WHAT YOU HAVE TO DO:
Can you quote the passage below about Rega Research word for word, from start to finish?
═════ DOCUMENT SEGMENT ═════
Rega Research Ltd. is a British audio equipment manufacturer. Rega was founded in 1973. The company's name was formed of the initials of its two founders (RElph & GAndy). Rega are widely known for their turntables – most notably the iconic Rega Planar 3, cartridges and tonearms, and has produced award-winning amplification and speakers for over 20 years. In addition to manufacturing products under their own brand name, they have also served as an original equipment manufacturer of turntables and tonearms for other companies such as NAD and Rotel.

Rega Research is imported and distributed in the US by The Sound Organisation, based in Arlington, Texas.

History
In addition to making its own brand products, Rega is an OEM supplier. For example, Rega arms or variants are found in numerous other audiophile turntables. It also manufactured a slightly modified version of its Planar 2 with a RB250 arm for NAD that was marketed under the NAD533 model number.
═════ SUPPLIED INFORMATION ═════
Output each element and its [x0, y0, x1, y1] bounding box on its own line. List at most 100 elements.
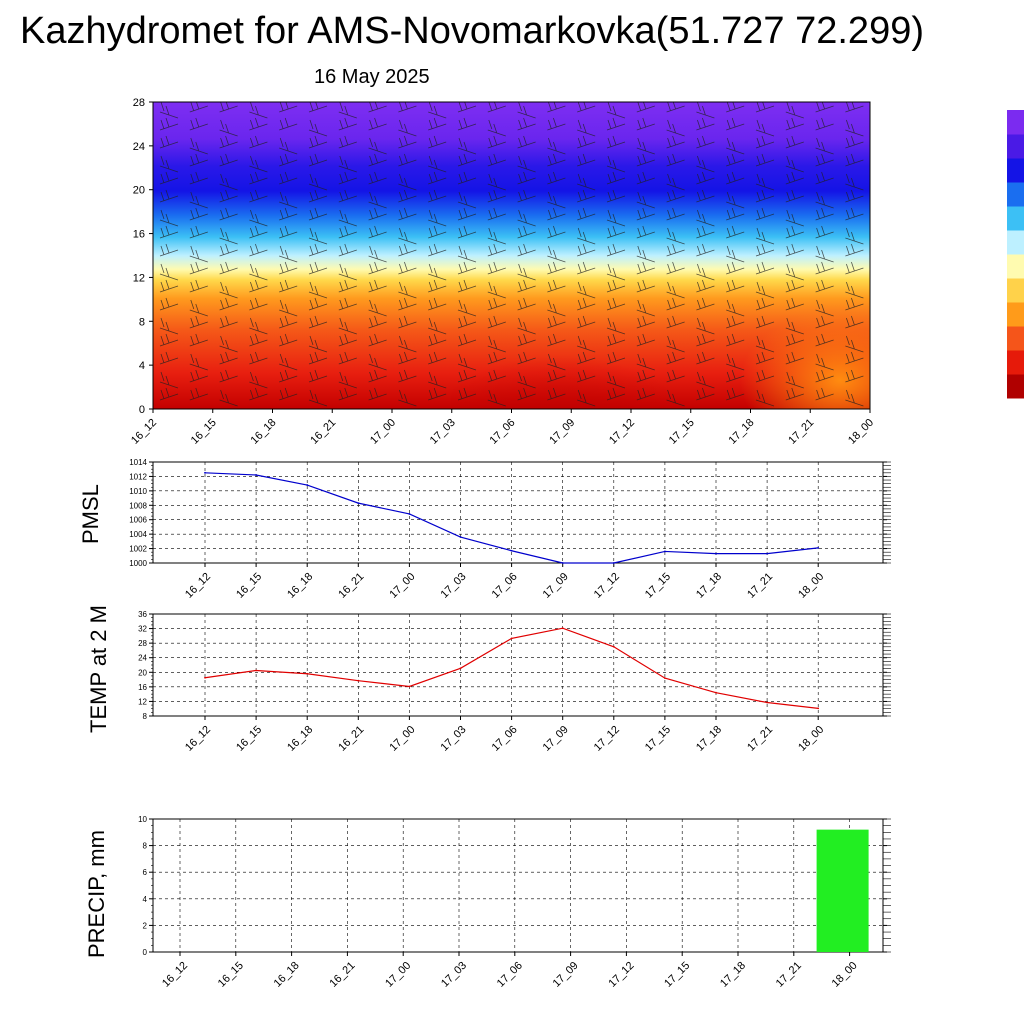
═════
RESPONSE TO THE EXERCISE:
Rega Research Ltd. is a British audio equipment manufacturer. Rega was founded in 1973. The company's name was formed of the initials of its two founders (RElph & GAndy). Rega are widely known for their turntables – most notably the iconic Rega Planar 3, cartridges and tonearms, and has produced award-winning amplification and speakers for over 20 years. In addition to manufacturing products under their own brand name, they have also served as an original equipment manufacturer of turntables and tonearms for other companies such as NAD and Rotel.

Rega Research is imported and distributed in the US by The Sound Organisation, based in Arlington, Texas.

History
In addition to making its own brand products, Rega is an OEM supplier. For example, Rega arms or variants are found in numerous other audiophile turntables. It also manufactured a slightly modified version of its Planar 2 with a RB250 arm for NAD that was marketed under the NAD533 model number.